■ RECORDS TO PROCESS
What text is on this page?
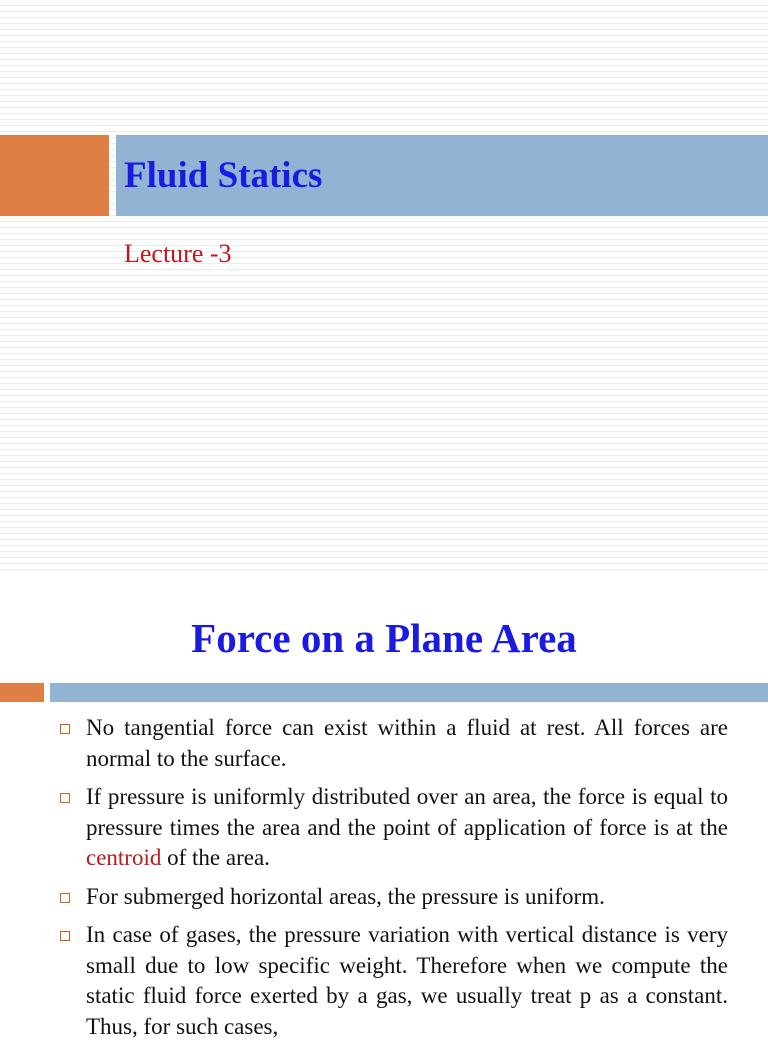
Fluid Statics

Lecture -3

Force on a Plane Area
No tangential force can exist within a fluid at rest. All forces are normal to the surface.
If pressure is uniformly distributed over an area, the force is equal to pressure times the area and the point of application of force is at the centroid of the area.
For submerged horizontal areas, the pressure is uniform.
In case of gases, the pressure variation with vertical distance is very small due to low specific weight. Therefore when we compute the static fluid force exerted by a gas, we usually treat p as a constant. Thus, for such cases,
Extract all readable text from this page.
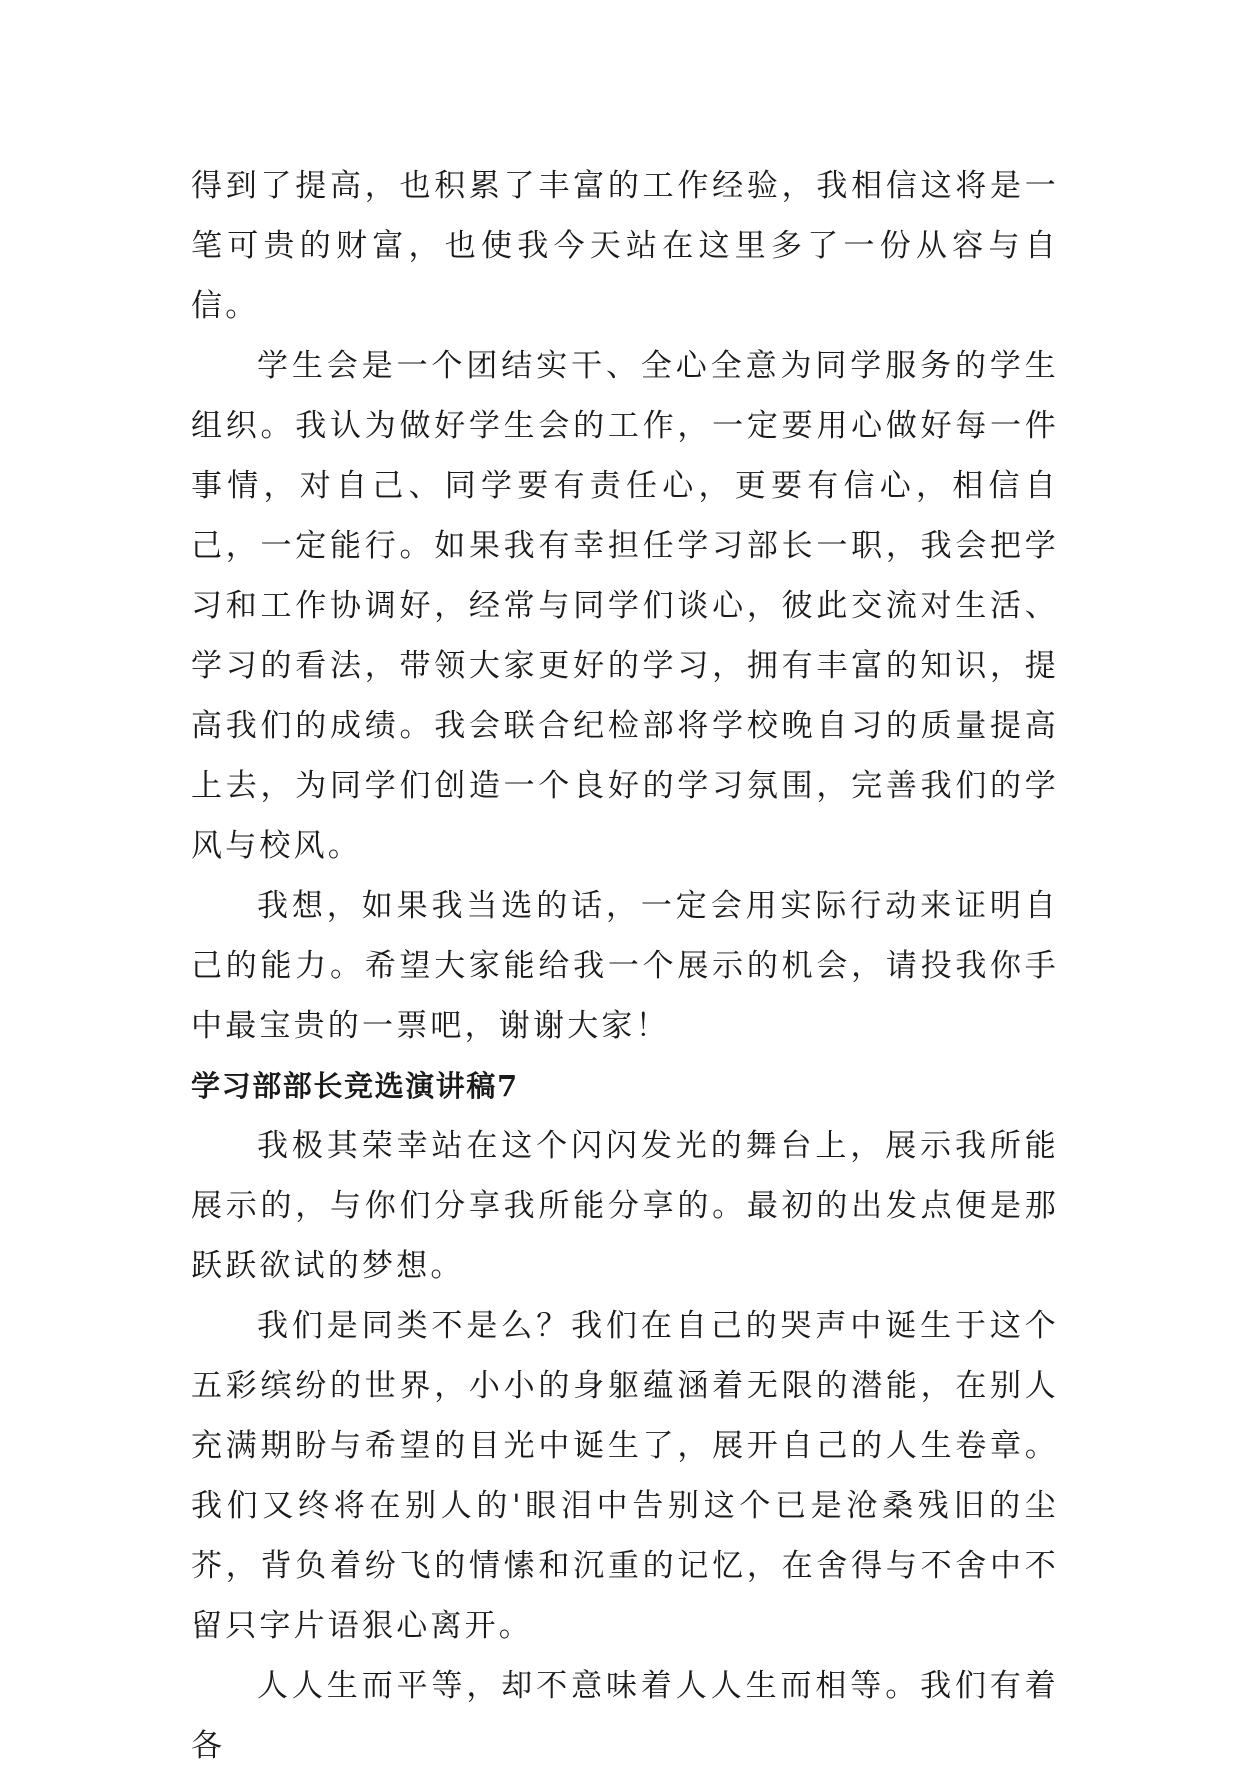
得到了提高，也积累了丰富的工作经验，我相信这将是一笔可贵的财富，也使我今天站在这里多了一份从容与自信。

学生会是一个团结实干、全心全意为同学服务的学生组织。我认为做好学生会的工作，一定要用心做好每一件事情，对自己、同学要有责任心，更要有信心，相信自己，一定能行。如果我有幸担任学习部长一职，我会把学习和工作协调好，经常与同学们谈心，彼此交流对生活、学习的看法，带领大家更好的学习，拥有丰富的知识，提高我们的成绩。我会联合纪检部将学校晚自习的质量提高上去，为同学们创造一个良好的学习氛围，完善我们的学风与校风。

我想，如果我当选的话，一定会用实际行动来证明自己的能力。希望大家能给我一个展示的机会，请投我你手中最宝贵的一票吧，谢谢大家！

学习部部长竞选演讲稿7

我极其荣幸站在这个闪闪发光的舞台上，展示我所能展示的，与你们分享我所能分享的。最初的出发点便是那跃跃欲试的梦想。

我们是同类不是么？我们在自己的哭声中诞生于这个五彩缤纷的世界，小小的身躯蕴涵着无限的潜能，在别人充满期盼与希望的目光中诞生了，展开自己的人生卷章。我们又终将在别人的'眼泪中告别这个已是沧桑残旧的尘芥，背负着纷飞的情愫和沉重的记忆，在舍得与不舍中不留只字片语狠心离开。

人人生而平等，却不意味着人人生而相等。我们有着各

■ WHAT NEEDS TO BE DONE
Scan the listing above and copy all lines containing the word "page".

■ FULL ANSWER
What text is on this page?
Extract all readable text from this page.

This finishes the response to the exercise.